## YOUR GOAL
Reply with nothing except the number of lines that contain the word "calculation".

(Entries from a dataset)
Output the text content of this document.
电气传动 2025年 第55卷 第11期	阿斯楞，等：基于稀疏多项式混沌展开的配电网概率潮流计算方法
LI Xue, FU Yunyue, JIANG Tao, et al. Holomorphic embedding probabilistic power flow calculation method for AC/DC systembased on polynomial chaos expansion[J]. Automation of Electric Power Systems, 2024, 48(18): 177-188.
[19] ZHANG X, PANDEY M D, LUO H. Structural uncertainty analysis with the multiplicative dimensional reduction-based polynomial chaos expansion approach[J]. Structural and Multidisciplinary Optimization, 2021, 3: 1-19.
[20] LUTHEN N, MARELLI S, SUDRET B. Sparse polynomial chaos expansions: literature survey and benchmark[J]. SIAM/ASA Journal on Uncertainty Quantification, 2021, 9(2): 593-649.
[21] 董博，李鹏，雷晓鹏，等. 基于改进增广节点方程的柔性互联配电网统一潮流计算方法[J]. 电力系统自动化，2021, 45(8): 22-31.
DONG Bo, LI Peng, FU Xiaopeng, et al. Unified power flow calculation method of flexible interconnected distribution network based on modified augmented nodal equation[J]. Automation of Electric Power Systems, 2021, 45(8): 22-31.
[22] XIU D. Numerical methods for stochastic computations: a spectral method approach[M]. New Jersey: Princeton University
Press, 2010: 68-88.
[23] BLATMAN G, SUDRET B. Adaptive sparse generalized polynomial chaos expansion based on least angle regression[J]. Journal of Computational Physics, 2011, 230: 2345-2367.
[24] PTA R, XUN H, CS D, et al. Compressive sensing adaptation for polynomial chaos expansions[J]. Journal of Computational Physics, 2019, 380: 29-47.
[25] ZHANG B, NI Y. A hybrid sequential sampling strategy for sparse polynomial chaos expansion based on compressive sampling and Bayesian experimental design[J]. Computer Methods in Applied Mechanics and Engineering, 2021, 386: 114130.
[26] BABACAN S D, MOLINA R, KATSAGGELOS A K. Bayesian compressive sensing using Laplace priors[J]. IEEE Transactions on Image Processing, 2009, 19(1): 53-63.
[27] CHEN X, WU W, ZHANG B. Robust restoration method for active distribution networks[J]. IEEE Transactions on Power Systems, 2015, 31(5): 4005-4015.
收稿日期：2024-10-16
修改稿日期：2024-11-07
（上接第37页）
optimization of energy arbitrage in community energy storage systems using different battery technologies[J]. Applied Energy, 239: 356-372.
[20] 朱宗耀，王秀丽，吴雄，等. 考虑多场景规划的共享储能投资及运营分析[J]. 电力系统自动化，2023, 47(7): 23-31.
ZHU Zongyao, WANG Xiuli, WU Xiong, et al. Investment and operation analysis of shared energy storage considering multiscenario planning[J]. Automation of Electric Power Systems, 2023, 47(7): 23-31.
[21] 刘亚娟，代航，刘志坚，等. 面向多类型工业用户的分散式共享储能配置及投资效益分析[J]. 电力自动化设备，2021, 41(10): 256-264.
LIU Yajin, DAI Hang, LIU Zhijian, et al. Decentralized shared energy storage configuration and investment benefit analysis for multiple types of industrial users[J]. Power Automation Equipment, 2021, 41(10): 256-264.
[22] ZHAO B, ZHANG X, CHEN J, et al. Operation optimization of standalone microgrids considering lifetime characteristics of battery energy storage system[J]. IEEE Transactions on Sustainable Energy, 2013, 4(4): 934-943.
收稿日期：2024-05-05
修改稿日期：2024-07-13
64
---
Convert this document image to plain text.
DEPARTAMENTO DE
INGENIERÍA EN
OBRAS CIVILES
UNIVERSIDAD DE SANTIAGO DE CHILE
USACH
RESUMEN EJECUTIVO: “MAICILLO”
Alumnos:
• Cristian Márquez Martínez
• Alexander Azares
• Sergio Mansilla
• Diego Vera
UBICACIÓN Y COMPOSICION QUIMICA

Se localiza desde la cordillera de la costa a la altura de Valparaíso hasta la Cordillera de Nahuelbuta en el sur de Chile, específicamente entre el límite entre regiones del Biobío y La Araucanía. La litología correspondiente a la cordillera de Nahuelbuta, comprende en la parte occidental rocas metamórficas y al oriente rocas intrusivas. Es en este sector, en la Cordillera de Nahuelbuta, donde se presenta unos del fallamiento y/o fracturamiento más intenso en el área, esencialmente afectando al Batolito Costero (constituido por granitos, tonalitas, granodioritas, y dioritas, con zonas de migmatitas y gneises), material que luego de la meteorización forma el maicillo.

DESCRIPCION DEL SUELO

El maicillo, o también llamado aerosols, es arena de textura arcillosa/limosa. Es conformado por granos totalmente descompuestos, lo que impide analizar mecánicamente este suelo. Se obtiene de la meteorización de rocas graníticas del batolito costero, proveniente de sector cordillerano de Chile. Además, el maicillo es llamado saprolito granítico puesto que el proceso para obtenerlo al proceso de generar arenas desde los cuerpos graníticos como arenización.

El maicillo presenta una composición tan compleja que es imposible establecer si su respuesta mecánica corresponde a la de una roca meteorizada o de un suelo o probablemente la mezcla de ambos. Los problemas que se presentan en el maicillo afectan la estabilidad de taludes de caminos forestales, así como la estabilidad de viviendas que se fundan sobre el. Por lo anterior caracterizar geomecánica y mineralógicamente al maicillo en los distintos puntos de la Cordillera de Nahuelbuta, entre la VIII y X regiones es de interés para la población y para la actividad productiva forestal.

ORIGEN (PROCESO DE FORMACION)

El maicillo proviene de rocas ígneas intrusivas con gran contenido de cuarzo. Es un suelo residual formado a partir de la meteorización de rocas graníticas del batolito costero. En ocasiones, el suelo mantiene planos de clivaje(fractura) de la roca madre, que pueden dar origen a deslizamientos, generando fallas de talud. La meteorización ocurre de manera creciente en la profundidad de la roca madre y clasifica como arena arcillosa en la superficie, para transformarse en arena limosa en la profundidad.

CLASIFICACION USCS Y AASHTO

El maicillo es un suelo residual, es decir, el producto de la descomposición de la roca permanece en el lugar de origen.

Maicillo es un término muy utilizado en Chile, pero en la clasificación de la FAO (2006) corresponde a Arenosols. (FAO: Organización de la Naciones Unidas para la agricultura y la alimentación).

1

## PROBLEM SOLUTION
2